**Task to complete**
Pictures aside, repeat every entry exactly.

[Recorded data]
········

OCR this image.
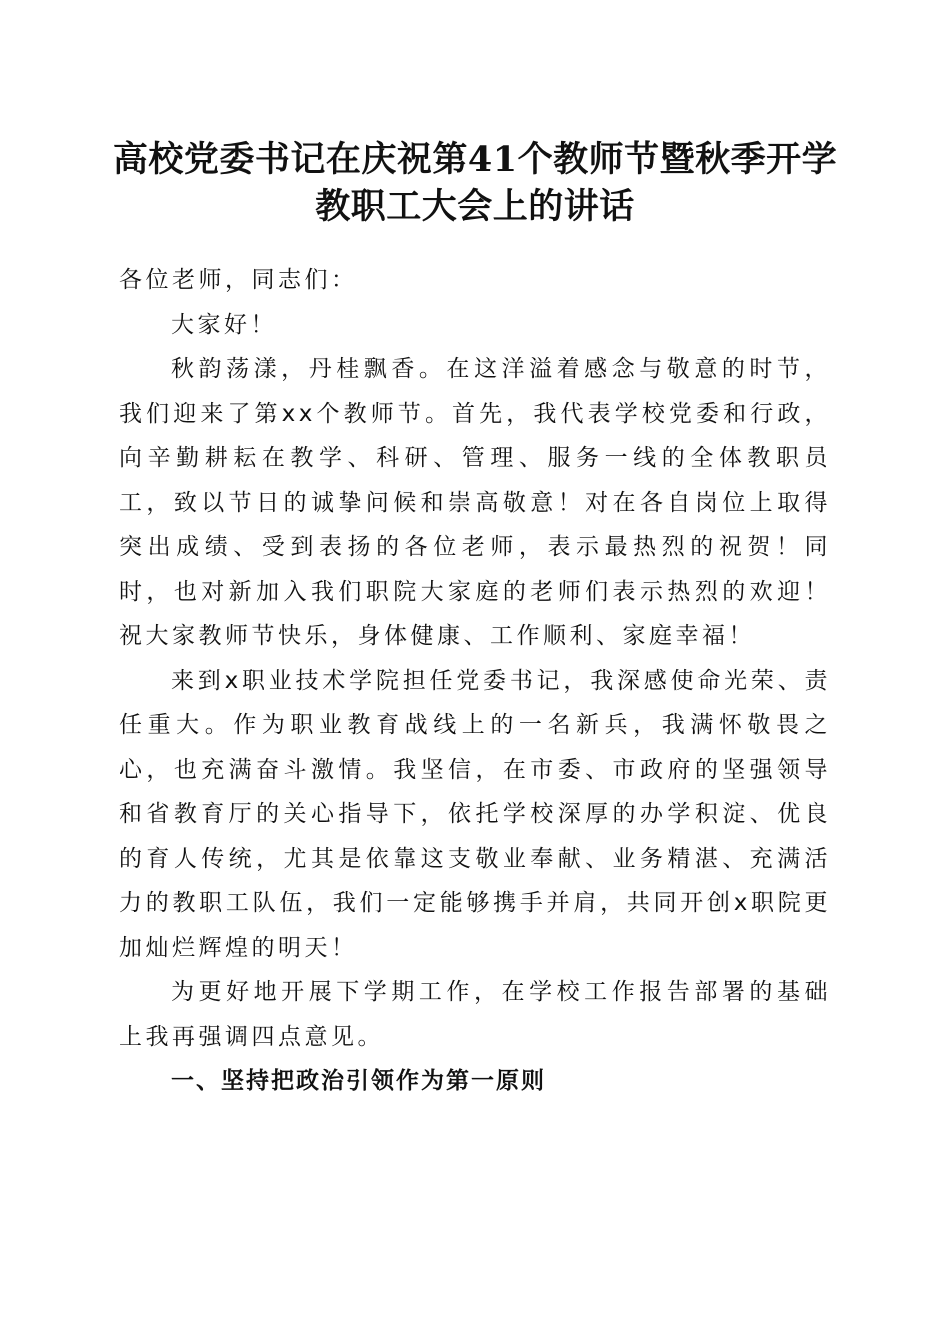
高校党委书记在庆祝第41个教师节暨秋季开学教职工大会上的讲话

各位老师，同志们：

大家好！

秋韵荡漾，丹桂飘香。在这洋溢着感念与敬意的时节，我们迎来了第xx个教师节。首先，我代表学校党委和行政，向辛勤耕耘在教学、科研、管理、服务一线的全体教职员工，致以节日的诚挚问候和崇高敬意！对在各自岗位上取得突出成绩、受到表扬的各位老师，表示最热烈的祝贺！同时，也对新加入我们职院大家庭的老师们表示热烈的欢迎！祝大家教师节快乐，身体健康、工作顺利、家庭幸福！

来到x职业技术学院担任党委书记，我深感使命光荣、责任重大。作为职业教育战线上的一名新兵，我满怀敬畏之心，也充满奋斗激情。我坚信，在市委、市政府的坚强领导和省教育厅的关心指导下，依托学校深厚的办学积淀、优良的育人传统，尤其是依靠这支敬业奉献、业务精湛、充满活力的教职工队伍，我们一定能够携手并肩，共同开创x职院更加灿烂辉煌的明天！

为更好地开展下学期工作，在学校工作报告部署的基础上我再强调四点意见。

一、坚持把政治引领作为第一原则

········

**Output of the task**
OCR this image.
高校党委书记在庆祝第41个教师节暨秋季开学教职工大会上的讲话

各位老师，同志们：

大家好！

秋韵荡漾，丹桂飘香。在这洋溢着感念与敬意的时节，我们迎来了第xx个教师节。首先，我代表学校党委和行政，向辛勤耕耘在教学、科研、管理、服务一线的全体教职员工，致以节日的诚挚问候和崇高敬意！对在各自岗位上取得突出成绩、受到表扬的各位老师，表示最热烈的祝贺！同时，也对新加入我们职院大家庭的老师们表示热烈的欢迎！祝大家教师节快乐，身体健康、工作顺利、家庭幸福！

来到x职业技术学院担任党委书记，我深感使命光荣、责任重大。作为职业教育战线上的一名新兵，我满怀敬畏之心，也充满奋斗激情。我坚信，在市委、市政府的坚强领导和省教育厅的关心指导下，依托学校深厚的办学积淀、优良的育人传统，尤其是依靠这支敬业奉献、业务精湛、充满活力的教职工队伍，我们一定能够携手并肩，共同开创x职院更加灿烂辉煌的明天！

为更好地开展下学期工作，在学校工作报告部署的基础上我再强调四点意见。

一、坚持把政治引领作为第一原则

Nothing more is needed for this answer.